— Activity —
Continue the passage on the cargo capacity of classical-era merchant ships, picking up right after its final sentence.

— Study text —
______

At the top end of the scale of classical-era merchantmen are the myriophoroi or ‘ten-thousand-carriers’ mentioned by Thucydides (7.25.5–8) and Ctesias (Indica 6). Here the question lies in what precisely the unit of measurement implicit in the name is taken to be; if it is talents (1 talent = about 26 kilogrammes), then a myriophoros could carry cargoes of up to about 260 tonnes (and thus comfortably carry our 230-tonne-equivalent cargo). But H. T. Wallinga argued convincingly that the unit in question was either the medimnos or the amphora, which Nantet has shown is backed up by shipwreck evidence, meaning that a myriophoros could carry cargoes up to about 360 tonnes.Footnote41 These were the largest merchant ships afloat before the launching of super-freighters in the Hellenistic period.Footnote42 In sum, the evidence shows that freighters at the upper end of the scale for the late classical period could certainly manage to carry over 300 persons; even freighters that when fully loaded could carry a hundred tonnes less cargo than the largest ships afloat could have done the job. We might compare the famous eighteenth-century Atlantic slaver Brooks, described by Captain Parrey rn, thus, ‘Ship Brooks—burthen 297 Tons contains in her different apartments for the Negroes 4178 square feet, which allows for one half the number she carried (609).’Footnote43 Indeed, on its third slaving voyage (1785–6) the Brooks carried no fewer than 740 enslaved Africans.Footnote44 Of course, this ship had been specifically fitted out as a slaver, with two decks for stowing its human cargo, each of which mounted a further platform or shelf to maximize stowage space. Obviously, Lampis’ ship was not thus equipped, and therefore even if closely confined, far fewer slaves could be fitted into his hold. But even very small eighteenth-century slavers could carry astonishing numbers of enslaved Africans, and across the Atlantic at that.Footnote45 An even closer parallel may be found in a ship bound from the Black Sea to Alexandria, that in 1347 carried over 300 people (many of them slaves) and another cargo – bubonic plague. Only 45 disembarked in Egypt.Footnote46 A comparative view, then, underscores the plausibility of the figure ‘300’ in S.

______

[Page layout parsing data]

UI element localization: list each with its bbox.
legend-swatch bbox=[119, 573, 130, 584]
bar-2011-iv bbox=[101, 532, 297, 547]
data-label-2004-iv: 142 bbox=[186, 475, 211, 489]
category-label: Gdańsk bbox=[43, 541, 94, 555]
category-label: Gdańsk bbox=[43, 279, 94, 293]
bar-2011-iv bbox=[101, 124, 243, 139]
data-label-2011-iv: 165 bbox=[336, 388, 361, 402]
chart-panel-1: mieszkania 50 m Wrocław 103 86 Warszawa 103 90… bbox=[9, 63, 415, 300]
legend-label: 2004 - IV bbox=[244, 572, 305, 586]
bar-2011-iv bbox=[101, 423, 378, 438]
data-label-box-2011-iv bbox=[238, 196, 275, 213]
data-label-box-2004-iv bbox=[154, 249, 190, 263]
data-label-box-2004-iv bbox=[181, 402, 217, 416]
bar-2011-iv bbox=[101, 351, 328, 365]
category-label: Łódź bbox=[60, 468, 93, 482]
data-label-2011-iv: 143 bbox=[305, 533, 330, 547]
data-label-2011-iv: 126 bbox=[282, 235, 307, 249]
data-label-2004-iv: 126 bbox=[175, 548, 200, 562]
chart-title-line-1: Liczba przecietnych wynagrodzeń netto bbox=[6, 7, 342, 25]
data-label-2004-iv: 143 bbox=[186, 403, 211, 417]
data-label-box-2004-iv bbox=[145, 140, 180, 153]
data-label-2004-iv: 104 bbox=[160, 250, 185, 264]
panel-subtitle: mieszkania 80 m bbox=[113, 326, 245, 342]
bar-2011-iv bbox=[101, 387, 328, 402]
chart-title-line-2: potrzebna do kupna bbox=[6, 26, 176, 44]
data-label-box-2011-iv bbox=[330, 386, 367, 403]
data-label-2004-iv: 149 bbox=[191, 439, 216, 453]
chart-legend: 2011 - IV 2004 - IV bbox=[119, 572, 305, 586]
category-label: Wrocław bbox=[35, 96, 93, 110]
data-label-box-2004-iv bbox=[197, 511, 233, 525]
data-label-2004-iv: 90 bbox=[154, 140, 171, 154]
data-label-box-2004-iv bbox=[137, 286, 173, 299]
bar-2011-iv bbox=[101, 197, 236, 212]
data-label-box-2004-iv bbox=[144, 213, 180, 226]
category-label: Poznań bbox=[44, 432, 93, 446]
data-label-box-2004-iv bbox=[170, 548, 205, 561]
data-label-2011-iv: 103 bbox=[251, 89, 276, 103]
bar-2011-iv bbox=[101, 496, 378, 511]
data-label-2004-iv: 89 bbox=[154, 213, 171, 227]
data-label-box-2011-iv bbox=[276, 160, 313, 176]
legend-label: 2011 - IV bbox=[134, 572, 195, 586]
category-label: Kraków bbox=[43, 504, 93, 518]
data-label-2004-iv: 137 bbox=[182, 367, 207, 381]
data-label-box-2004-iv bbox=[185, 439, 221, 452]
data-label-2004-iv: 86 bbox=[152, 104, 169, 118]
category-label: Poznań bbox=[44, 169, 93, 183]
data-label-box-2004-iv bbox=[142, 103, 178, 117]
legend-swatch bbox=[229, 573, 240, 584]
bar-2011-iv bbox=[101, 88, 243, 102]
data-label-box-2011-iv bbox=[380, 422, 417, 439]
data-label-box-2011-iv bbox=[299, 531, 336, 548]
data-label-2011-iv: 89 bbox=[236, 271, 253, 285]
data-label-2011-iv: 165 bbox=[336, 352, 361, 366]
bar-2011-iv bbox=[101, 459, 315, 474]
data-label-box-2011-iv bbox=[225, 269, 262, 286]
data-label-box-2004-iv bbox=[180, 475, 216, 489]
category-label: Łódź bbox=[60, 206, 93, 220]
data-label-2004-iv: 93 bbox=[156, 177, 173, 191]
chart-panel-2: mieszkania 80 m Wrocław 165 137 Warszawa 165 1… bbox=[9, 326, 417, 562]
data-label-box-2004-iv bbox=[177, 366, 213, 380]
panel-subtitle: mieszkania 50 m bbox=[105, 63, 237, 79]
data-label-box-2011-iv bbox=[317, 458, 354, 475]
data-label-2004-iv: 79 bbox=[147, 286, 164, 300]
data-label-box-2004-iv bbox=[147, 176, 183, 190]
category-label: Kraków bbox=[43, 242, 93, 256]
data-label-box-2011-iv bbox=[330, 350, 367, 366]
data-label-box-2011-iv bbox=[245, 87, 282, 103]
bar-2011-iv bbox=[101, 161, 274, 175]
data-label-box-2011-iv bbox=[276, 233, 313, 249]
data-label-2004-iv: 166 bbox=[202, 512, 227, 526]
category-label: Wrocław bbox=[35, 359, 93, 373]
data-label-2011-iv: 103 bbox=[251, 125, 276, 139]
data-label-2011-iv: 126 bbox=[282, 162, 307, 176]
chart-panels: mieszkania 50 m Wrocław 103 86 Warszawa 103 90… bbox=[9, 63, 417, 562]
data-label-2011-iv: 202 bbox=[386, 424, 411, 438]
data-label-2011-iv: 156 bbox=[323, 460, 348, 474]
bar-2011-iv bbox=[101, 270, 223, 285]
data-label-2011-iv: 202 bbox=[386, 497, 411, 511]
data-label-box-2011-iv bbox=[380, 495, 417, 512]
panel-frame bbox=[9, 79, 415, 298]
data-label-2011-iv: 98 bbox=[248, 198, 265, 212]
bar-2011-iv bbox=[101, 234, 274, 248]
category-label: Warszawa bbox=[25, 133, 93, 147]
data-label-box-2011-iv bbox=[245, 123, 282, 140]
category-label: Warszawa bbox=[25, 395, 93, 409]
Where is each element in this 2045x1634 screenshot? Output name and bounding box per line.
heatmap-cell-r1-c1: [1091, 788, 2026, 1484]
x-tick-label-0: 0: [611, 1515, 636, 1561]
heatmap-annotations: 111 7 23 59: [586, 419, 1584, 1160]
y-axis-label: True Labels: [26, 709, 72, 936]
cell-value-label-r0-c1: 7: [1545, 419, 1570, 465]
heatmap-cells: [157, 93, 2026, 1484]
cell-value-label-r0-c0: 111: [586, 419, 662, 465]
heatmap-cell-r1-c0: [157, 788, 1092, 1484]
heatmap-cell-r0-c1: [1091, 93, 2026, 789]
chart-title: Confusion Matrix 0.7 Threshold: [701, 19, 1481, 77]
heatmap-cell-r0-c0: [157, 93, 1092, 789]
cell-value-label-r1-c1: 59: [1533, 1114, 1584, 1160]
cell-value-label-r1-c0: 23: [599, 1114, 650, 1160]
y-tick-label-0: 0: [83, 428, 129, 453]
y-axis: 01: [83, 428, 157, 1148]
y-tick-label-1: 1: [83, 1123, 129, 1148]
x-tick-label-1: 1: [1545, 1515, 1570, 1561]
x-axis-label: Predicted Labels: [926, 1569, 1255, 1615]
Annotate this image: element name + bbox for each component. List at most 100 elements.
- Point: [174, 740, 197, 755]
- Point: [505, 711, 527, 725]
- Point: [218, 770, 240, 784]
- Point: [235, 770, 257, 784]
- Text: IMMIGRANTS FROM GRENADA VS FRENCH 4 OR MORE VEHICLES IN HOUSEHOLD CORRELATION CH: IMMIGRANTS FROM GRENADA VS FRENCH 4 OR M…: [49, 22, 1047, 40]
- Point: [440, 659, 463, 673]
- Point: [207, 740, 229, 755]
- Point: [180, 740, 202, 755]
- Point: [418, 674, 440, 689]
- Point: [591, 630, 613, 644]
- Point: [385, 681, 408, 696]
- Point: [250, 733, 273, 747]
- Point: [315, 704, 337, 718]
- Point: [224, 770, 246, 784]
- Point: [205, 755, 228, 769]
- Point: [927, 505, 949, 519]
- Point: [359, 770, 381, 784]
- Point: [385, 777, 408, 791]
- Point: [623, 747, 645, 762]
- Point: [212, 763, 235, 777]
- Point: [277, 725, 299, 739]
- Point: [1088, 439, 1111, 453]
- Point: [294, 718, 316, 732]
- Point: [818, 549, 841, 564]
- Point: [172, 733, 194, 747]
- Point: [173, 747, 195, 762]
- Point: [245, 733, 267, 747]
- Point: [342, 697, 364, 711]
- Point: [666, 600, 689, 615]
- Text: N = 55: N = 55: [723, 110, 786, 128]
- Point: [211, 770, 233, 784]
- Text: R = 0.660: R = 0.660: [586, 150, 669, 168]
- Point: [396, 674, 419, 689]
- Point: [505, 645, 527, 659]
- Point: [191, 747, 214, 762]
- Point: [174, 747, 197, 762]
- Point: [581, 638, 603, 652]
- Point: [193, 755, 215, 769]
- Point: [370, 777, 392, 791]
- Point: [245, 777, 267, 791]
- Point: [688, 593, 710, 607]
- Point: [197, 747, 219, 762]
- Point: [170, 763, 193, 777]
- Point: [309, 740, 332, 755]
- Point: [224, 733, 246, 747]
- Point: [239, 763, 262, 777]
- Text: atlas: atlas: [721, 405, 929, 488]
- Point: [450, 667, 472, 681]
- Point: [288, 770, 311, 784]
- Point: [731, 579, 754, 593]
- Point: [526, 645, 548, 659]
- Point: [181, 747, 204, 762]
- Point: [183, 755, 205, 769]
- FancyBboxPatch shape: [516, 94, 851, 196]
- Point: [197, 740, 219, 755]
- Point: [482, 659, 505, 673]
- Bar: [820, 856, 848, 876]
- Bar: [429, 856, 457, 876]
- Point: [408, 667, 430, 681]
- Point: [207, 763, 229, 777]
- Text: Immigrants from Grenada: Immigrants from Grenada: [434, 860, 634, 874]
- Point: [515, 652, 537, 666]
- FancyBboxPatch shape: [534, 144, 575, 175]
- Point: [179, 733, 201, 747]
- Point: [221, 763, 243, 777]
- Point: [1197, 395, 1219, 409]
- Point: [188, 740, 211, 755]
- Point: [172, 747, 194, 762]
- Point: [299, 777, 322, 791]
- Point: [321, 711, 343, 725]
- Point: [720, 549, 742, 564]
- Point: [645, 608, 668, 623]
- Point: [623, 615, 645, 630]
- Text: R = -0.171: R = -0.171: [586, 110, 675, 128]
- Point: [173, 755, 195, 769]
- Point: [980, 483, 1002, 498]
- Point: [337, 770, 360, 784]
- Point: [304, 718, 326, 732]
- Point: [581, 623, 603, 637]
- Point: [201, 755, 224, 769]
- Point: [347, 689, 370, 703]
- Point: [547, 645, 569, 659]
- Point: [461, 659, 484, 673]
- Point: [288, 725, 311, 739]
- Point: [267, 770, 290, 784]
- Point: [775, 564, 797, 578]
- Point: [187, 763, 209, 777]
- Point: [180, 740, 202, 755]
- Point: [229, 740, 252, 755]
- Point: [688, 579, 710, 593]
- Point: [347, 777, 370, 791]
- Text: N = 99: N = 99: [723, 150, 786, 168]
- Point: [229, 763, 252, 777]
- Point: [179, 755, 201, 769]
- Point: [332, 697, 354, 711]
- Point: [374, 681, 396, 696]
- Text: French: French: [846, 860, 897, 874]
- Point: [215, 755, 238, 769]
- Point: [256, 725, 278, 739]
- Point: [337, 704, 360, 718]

______

— Output for this exercise —
Could Lampis, a slave (or perhaps former slave), have operated a vessel large enough to ship over 300 slaves? According to Chysippos, Lampis lent Phormion a thousand drachmas for his voyage (36.6), so he seems to have had his own supply of capital. Later in our speech (34.36) we find a report that when Pairisades decreed a tax exemption for all those who would carry grain to Athens, Lampis loaded a ‘large ship’ with grain on these export conditions but conveyed it to Acanthus instead of Piraeus. That Lampis in this instance operated a ‘large ship’, which we can contextualize in terms of the capacities sketched above, is telling. Furthermore, the fact that our ship that sank seems to have belonged, like the crew, to Dion, and the fact that Lampis either was or had been Dion’s slave (36.5), points to the financial muscle of Dion lying behind Lampis’ commercial ventures. In other words, there is every reason to think that Lampis could have been operating with the sort of freighters large enough to carry several hundred slaves closely confined.Footnote47

In sum, the reading of S, which is preferable a priori anyway, should stand. Of course, Chrysippos may be exaggerating the number of ‘over 300’ victims in order to blacken Lampis’ name; but he cannot be exaggerating into the realms of fantasy, or else he will have made himself look ridiculous before a court of Athenians who were used to seeing large freighters in Piraeus (cf. Xenophon, Oeconomicus 8.11– 16), who regularly heard in Assembly meetings about the grain supply ([Aristotle], Athenian Constitution 43.4), and who passed honorary decrees for various merchants transporting large cargoes of grain to Piraeus and selling them for less than the going rate (cf. the decrees discussed above). Chrysippos also brought witness testimony to back up his assertions about the sinking of Lampis’ ship (34.10), and it is unlikely that he would have gone to the trouble of bribing witnesses to corroborate this detail, which anyway was not vital to his case. We must therefore conclude that Lampis, for this voyage at least, had indeed chosen to ship slaves, probably aboard one of the larger freighters that normally transported, e.g., wine from the Aegean to the Crimea and carried a shipment of Crimean grain for the return voyage – in other words, the sort of ship that we know Lampis otherwise operated.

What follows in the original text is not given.